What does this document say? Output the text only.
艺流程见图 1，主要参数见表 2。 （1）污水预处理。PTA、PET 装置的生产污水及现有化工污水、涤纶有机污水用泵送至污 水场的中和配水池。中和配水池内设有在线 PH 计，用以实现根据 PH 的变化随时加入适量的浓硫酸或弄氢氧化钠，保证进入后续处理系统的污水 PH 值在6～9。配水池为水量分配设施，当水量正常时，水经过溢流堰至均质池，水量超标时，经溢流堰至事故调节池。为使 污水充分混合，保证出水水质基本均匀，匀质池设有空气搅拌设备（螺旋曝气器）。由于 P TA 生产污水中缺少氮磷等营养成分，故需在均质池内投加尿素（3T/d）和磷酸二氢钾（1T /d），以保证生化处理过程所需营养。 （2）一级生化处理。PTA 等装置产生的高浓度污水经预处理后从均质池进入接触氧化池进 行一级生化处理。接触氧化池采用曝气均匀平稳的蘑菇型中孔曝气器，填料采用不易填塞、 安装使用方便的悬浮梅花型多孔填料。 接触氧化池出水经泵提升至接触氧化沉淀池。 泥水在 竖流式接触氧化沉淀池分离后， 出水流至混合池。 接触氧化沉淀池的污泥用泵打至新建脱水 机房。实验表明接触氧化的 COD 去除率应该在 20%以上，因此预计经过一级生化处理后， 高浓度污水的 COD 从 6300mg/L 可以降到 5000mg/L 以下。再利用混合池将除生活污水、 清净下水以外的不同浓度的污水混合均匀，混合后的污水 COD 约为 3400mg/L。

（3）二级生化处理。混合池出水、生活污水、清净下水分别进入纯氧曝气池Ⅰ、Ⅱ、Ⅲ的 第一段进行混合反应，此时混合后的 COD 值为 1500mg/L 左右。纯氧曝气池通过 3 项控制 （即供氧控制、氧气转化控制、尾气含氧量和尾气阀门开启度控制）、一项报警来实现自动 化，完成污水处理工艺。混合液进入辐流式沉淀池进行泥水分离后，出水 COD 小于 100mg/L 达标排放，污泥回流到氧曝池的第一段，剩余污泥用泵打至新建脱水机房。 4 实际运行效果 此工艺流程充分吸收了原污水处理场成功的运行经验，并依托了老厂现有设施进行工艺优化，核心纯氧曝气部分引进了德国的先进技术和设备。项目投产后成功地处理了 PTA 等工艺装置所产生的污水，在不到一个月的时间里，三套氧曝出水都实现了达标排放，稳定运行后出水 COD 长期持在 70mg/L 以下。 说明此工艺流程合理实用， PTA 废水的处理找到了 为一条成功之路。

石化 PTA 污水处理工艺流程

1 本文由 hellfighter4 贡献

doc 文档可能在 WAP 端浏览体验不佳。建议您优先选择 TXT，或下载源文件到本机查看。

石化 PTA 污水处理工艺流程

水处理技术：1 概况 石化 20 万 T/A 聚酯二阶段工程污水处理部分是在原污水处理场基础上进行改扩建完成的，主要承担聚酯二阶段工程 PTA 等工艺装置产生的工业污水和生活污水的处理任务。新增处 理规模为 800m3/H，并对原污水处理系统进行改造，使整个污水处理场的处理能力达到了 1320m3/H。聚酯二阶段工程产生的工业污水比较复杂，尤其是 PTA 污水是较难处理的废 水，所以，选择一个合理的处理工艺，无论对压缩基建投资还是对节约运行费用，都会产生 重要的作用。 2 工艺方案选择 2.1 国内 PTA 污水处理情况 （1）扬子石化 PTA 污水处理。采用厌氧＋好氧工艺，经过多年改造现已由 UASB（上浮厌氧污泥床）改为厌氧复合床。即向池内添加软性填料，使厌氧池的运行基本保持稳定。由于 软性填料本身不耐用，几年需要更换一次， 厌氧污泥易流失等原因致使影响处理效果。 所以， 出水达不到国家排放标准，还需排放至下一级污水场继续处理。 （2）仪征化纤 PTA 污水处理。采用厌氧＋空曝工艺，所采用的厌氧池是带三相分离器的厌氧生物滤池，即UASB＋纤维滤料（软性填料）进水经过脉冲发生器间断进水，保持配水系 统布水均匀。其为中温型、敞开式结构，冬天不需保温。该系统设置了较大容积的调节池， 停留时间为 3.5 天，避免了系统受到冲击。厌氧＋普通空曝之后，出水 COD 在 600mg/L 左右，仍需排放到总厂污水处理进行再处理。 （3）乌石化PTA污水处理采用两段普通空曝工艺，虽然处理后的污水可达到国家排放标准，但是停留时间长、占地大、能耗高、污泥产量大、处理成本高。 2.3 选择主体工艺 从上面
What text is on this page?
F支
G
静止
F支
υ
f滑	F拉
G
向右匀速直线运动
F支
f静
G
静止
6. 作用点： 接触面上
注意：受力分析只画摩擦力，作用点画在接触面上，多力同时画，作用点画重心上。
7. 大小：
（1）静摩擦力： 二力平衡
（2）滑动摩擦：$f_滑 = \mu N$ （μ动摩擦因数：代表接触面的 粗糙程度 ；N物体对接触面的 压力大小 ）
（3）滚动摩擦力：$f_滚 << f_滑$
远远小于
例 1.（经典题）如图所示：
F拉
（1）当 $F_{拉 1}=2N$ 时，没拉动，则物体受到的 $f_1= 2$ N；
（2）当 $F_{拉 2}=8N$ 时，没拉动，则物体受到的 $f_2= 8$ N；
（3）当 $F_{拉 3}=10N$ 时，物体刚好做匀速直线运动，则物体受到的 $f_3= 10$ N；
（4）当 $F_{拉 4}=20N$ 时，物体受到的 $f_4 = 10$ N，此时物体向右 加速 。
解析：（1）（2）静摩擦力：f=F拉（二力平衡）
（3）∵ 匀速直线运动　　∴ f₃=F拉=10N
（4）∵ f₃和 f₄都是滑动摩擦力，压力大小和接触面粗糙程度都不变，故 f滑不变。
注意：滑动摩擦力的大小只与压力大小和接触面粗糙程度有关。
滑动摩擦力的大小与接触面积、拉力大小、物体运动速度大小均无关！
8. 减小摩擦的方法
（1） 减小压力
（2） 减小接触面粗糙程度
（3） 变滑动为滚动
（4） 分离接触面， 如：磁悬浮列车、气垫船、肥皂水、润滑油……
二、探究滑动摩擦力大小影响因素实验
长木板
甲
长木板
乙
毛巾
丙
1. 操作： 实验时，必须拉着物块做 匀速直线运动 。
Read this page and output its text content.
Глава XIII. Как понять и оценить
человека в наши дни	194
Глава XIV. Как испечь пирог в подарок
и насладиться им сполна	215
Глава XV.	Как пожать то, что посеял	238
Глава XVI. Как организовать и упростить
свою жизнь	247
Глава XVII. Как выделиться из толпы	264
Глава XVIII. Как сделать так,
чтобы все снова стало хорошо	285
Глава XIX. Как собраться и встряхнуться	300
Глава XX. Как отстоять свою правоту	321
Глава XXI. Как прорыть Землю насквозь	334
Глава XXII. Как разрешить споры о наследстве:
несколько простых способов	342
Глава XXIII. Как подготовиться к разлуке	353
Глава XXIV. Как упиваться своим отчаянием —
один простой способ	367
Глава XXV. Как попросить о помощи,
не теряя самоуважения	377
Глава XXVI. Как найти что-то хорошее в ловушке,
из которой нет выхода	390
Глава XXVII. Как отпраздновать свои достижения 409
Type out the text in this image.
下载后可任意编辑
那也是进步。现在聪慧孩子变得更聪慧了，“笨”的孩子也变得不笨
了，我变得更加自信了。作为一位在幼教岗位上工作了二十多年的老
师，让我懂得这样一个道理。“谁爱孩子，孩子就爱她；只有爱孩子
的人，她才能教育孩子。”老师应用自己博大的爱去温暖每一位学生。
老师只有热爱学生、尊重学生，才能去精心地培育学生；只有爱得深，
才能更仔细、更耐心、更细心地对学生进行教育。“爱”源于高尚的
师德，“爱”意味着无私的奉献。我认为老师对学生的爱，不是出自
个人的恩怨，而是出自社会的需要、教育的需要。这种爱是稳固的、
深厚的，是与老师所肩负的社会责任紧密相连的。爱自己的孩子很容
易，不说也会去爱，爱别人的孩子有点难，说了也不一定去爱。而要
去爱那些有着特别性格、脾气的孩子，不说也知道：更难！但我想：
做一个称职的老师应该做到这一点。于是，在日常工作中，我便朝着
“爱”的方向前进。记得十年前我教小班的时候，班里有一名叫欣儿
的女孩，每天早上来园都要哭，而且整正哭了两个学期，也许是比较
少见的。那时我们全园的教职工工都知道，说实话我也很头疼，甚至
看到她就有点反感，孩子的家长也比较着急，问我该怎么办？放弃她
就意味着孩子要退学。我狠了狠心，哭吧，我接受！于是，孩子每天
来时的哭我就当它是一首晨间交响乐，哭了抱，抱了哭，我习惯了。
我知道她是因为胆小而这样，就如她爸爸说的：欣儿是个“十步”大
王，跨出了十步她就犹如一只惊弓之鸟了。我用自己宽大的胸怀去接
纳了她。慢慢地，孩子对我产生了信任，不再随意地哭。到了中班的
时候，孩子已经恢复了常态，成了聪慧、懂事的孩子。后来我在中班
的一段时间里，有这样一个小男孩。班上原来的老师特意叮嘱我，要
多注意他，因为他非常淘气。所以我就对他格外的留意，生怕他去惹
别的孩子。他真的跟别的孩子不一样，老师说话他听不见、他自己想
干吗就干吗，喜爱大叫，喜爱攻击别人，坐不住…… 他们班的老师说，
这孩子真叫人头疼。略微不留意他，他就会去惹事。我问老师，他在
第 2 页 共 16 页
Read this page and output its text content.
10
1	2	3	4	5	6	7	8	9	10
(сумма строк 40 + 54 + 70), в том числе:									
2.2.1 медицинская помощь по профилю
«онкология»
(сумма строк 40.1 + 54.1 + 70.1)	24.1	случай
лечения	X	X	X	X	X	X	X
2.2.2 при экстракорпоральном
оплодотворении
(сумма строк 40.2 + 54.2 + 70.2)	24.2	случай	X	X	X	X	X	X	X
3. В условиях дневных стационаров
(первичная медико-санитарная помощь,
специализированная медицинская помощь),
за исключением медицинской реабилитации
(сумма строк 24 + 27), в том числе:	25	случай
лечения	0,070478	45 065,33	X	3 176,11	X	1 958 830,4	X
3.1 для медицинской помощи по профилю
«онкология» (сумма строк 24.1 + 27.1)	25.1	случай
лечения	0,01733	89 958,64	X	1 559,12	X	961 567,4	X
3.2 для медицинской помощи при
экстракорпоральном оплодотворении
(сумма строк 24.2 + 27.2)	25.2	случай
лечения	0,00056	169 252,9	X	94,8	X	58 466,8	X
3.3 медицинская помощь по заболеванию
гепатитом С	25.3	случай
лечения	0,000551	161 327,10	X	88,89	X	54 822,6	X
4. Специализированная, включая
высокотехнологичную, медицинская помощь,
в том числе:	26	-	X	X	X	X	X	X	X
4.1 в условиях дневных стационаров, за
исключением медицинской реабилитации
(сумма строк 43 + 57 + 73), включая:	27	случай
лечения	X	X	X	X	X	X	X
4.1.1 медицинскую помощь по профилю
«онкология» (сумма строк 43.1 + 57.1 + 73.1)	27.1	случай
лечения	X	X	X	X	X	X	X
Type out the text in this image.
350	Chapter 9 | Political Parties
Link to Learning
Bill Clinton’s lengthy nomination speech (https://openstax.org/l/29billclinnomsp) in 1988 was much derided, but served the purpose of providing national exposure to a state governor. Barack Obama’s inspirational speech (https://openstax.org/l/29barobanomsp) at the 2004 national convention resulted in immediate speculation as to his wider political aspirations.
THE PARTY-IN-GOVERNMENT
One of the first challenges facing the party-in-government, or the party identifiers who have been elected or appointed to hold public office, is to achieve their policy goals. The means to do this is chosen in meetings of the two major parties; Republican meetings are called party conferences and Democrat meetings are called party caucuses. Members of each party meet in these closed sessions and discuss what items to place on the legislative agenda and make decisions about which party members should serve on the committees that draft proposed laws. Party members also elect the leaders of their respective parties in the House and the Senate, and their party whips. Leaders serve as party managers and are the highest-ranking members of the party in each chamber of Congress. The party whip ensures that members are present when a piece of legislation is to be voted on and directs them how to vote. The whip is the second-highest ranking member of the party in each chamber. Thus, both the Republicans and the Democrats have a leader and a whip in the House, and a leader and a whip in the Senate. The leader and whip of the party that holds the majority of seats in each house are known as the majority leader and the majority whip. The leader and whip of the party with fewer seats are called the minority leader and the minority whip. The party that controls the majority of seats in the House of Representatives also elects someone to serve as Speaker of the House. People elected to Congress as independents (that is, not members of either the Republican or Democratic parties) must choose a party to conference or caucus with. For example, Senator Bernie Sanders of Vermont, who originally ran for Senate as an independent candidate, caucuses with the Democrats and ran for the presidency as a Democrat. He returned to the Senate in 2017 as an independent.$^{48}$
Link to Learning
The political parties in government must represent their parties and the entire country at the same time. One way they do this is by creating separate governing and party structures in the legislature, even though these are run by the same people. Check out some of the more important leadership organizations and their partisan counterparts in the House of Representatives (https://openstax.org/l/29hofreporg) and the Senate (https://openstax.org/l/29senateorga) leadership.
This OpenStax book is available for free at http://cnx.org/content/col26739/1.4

--- --- ---

Compute how many lines include the string "реабилитации", then give that number by itself.

WRITTEN RESPONSE:
2